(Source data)
+ + + + + + +

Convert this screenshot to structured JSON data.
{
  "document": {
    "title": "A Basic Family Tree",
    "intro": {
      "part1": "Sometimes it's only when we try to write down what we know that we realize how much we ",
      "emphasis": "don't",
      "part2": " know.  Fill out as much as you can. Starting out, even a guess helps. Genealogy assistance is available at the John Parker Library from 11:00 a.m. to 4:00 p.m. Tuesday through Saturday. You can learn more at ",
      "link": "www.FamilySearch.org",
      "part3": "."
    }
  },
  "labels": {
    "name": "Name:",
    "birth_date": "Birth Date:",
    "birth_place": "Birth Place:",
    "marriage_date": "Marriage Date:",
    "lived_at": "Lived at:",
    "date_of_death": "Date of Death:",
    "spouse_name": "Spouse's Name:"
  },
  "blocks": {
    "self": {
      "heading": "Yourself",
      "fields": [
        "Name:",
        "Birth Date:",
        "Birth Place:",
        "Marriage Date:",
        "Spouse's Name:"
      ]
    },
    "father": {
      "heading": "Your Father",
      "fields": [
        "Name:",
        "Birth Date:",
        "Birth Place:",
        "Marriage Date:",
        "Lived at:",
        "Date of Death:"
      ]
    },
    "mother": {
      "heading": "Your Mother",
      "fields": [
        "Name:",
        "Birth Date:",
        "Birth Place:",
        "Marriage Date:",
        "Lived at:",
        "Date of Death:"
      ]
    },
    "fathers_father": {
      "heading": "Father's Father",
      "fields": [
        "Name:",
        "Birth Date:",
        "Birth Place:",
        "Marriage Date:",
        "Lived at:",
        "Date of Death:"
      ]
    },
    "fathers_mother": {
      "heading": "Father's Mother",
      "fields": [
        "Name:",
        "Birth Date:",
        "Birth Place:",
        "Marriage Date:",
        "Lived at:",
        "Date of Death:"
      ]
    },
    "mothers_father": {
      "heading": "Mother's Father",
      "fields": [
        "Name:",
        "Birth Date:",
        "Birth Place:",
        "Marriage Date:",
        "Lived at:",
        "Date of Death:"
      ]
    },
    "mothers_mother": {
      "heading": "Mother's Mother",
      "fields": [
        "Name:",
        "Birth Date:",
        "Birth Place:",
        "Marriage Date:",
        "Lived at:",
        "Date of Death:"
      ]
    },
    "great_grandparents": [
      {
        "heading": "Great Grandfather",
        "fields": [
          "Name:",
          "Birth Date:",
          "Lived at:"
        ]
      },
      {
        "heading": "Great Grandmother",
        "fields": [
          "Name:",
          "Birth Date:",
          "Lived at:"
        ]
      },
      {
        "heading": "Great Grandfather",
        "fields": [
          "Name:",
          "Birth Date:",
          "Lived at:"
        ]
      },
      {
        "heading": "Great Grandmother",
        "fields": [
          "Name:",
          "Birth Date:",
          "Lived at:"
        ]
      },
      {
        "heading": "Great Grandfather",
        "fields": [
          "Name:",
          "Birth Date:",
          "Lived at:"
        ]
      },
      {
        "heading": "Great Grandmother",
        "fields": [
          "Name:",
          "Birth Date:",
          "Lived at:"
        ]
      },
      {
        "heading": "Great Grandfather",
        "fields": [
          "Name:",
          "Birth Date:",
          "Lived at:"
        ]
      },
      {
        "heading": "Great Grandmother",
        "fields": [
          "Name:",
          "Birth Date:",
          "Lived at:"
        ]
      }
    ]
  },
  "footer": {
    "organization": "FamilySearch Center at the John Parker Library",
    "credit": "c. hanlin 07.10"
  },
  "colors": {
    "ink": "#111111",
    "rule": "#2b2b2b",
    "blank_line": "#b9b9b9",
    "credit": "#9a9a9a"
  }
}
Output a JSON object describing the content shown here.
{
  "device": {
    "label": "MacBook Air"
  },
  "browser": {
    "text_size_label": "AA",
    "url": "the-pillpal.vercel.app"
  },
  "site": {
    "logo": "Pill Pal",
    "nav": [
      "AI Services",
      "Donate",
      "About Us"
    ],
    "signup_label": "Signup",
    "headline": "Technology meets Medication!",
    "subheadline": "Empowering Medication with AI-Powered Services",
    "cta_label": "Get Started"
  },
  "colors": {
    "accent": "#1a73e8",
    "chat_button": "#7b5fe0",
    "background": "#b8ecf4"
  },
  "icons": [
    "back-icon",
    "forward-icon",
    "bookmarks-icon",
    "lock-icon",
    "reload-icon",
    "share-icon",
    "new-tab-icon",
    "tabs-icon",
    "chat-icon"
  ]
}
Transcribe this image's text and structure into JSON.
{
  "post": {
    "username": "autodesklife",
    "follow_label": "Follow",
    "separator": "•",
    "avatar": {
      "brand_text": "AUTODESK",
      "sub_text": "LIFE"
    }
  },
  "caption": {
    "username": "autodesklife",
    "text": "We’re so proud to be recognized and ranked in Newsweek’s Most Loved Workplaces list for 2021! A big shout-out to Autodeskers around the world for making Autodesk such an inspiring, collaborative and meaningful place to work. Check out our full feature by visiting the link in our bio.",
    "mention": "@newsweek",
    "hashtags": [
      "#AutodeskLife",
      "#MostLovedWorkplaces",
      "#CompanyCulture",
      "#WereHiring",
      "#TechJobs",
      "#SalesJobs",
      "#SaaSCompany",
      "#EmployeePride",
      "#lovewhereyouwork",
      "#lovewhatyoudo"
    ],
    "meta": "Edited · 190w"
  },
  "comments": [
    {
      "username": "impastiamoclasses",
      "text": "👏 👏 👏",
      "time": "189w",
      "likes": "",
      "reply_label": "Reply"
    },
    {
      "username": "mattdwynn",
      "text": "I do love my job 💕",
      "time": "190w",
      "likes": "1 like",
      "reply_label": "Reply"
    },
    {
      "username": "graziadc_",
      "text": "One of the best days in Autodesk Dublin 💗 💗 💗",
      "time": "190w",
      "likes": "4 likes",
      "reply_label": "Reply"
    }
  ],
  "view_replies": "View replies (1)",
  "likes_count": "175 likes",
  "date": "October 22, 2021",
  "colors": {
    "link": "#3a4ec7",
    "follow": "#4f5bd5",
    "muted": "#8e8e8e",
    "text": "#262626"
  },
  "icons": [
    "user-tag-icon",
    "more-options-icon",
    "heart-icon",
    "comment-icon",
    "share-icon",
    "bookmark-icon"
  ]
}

+ + + + + + +

→ **Exercise description**
Copy all lines of the material above where the string "Library" occurs.

→ **Answer**
      "part2": " know.  Fill out as much as you can. Starting out, even a guess helps. Genealogy assistance is available at the John Parker Library from 11:00 a.m. to 4:00 p.m. Tuesday through Saturday. You can learn more at ",
    "organization": "FamilySearch Center at the John Parker Library",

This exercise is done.